Problem statement.
Extract the text of each entry below exactly, leaving every image behind.

[Records from a collection of figures]
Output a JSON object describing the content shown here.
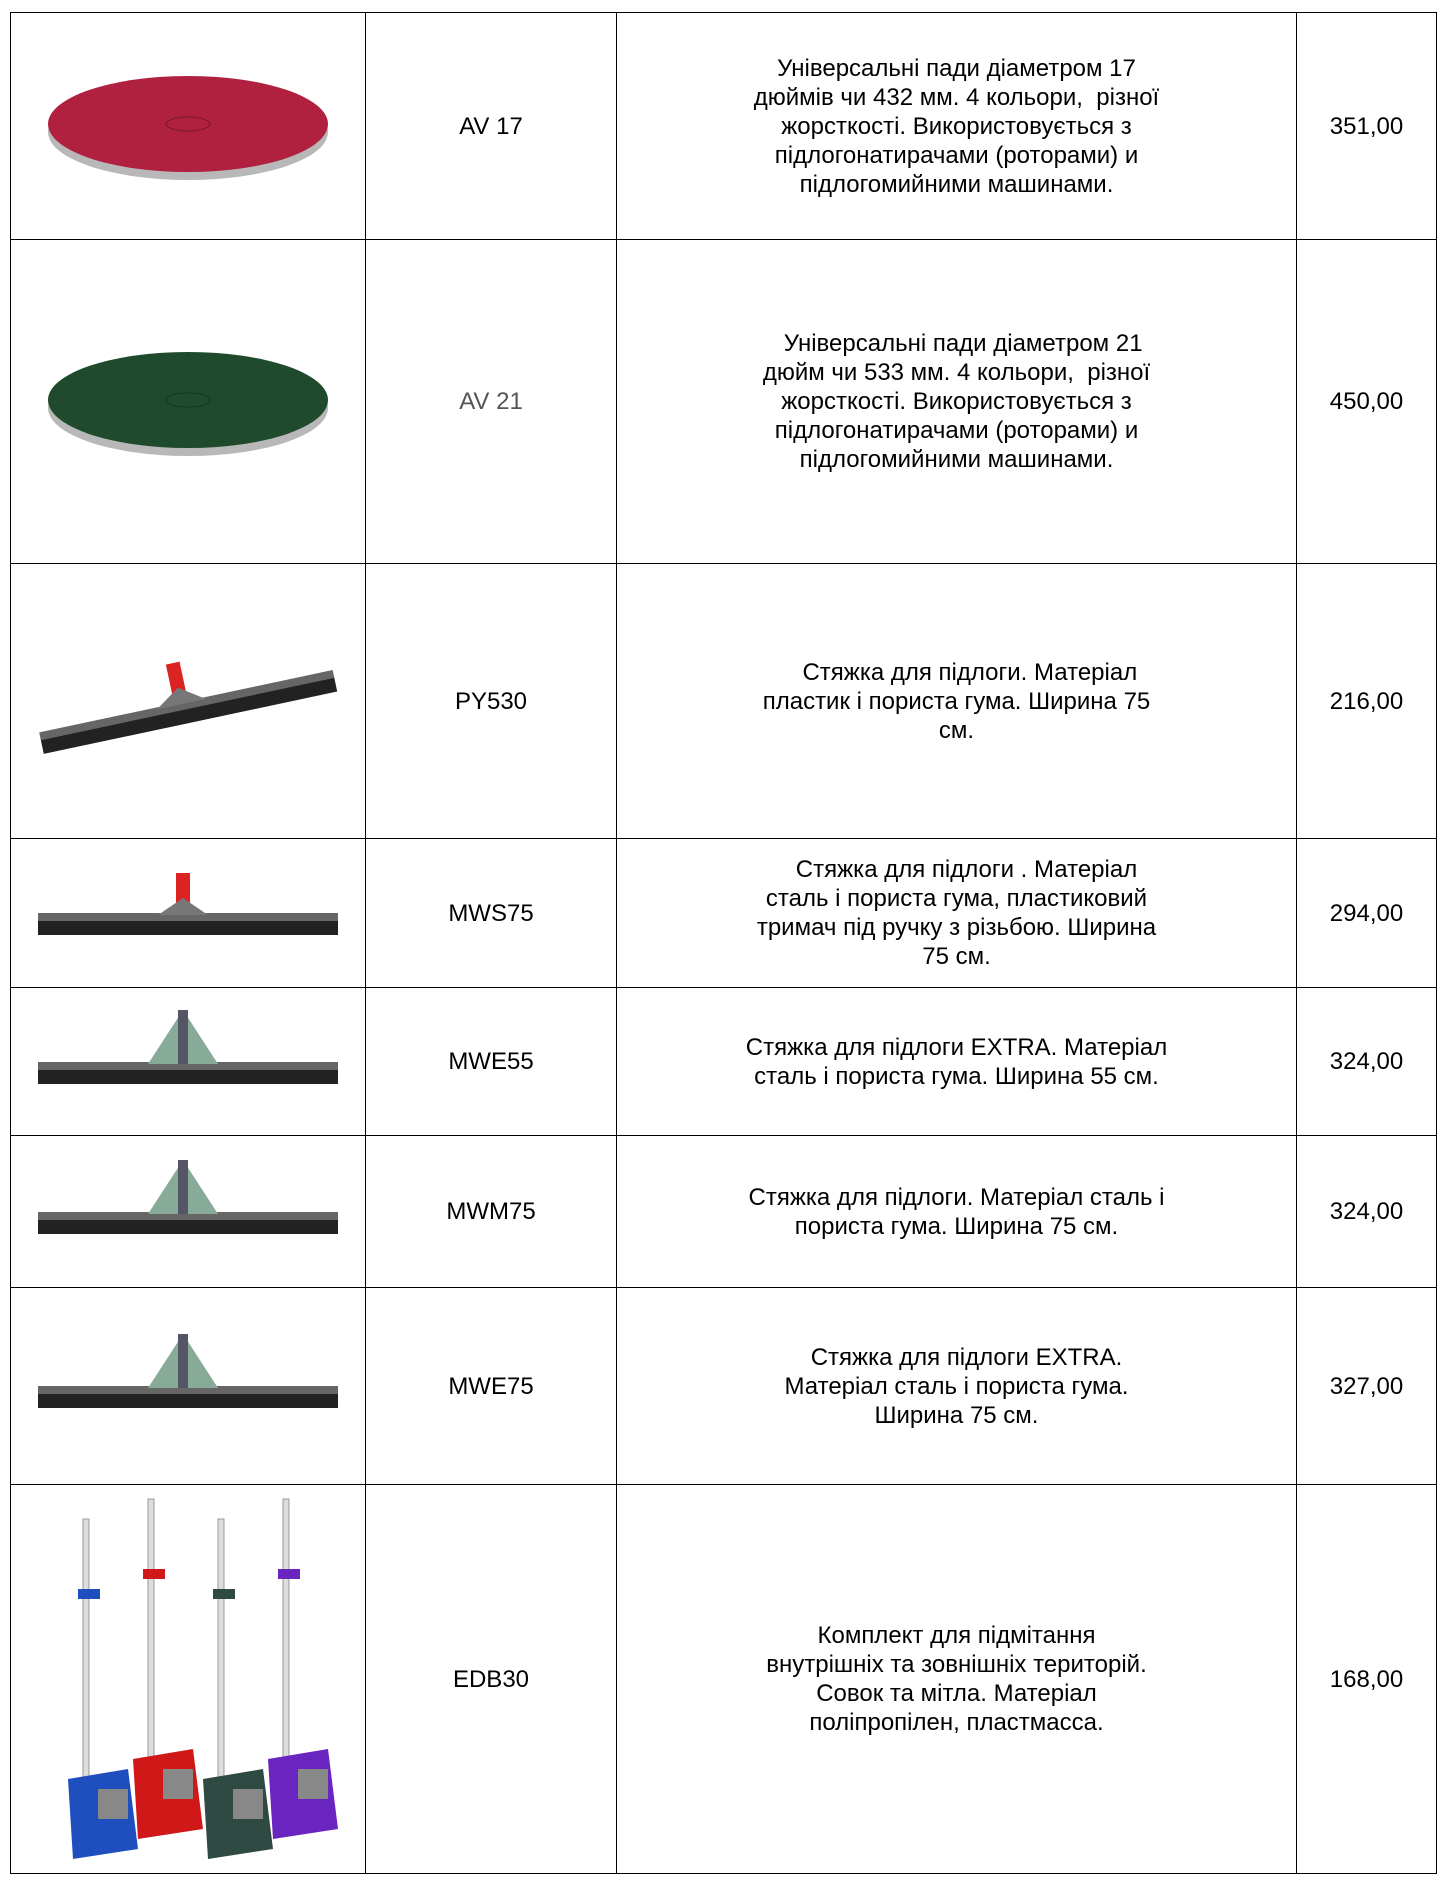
{
  "rows": [
    {
      "code": "AV 17",
      "description": [
        "Універсальні пади діаметром 17",
        "дюймів чи 432 мм. 4 кольори,  різної",
        "жорсткості. Використовується з",
        "підлогонатирачами (роторами) и",
        "підлогомийними машинами."
      ],
      "price": "351,00"
    },
    {
      "code": "AV 21",
      "description": [
        "  Універсальні пади діаметром 21",
        "дюйм чи 533 мм. 4 кольори,  різної",
        "жорсткості. Використовується з",
        "підлогонатирачами (роторами) и",
        "підлогомийними машинами."
      ],
      "price": "450,00"
    },
    {
      "code": "PY530",
      "description": [
        "    Стяжка для підлоги. Матеріал",
        "пластик і пориста гума. Ширина 75",
        "см."
      ],
      "price": "216,00"
    },
    {
      "code": "MWS75",
      "description": [
        "   Стяжка для підлоги . Матеріал",
        "сталь і пориста гума, пластиковий",
        "тримач під ручку з різьбою. Ширина",
        "75 см."
      ],
      "price": "294,00"
    },
    {
      "code": "MWE55",
      "description": [
        "Стяжка для підлоги EXTRA. Матеріал",
        "сталь і пориста гума. Ширина 55 см."
      ],
      "price": "324,00"
    },
    {
      "code": "MWM75",
      "description": [
        "Стяжка для підлоги. Матеріал сталь і",
        "пориста гума. Ширина 75 см."
      ],
      "price": "324,00"
    },
    {
      "code": "MWE75",
      "description": [
        "   Стяжка для підлоги EXTRA.",
        "Матеріал сталь і пориста гума.",
        "Ширина 75 см."
      ],
      "price": "327,00"
    },
    {
      "code": "EDB30",
      "description": [
        "Комплект для підмітання",
        "внутрішніх та зовнішніх територій.",
        "Совок та мітла. Матеріал",
        "поліпропілен, пластмасса."
      ],
      "price": "168,00"
    }
  ]
}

Final result.
Output a JSON object describing the content shown here.
{
  "rows": [
    {
      "code": "AV 17",
      "description": [
        "Універсальні пади діаметром 17",
        "дюймів чи 432 мм. 4 кольори,  різної",
        "жорсткості. Використовується з",
        "підлогонатирачами (роторами) и",
        "підлогомийними машинами."
      ],
      "price": "351,00"
    },
    {
      "code": "AV 21",
      "description": [
        "  Універсальні пади діаметром 21",
        "дюйм чи 533 мм. 4 кольори,  різної",
        "жорсткості. Використовується з",
        "підлогонатирачами (роторами) и",
        "підлогомийними машинами."
      ],
      "price": "450,00"
    },
    {
      "code": "PY530",
      "description": [
        "    Стяжка для підлоги. Матеріал",
        "пластик і пориста гума. Ширина 75",
        "см."
      ],
      "price": "216,00"
    },
    {
      "code": "MWS75",
      "description": [
        "   Стяжка для підлоги . Матеріал",
        "сталь і пориста гума, пластиковий",
        "тримач під ручку з різьбою. Ширина",
        "75 см."
      ],
      "price": "294,00"
    },
    {
      "code": "MWE55",
      "description": [
        "Стяжка для підлоги EXTRA. Матеріал",
        "сталь і пориста гума. Ширина 55 см."
      ],
      "price": "324,00"
    },
    {
      "code": "MWM75",
      "description": [
        "Стяжка для підлоги. Матеріал сталь і",
        "пориста гума. Ширина 75 см."
      ],
      "price": "324,00"
    },
    {
      "code": "MWE75",
      "description": [
        "   Стяжка для підлоги EXTRA.",
        "Матеріал сталь і пориста гума.",
        "Ширина 75 см."
      ],
      "price": "327,00"
    },
    {
      "code": "EDB30",
      "description": [
        "Комплект для підмітання",
        "внутрішніх та зовнішніх територій.",
        "Совок та мітла. Матеріал",
        "поліпропілен, пластмасса."
      ],
      "price": "168,00"
    }
  ]
}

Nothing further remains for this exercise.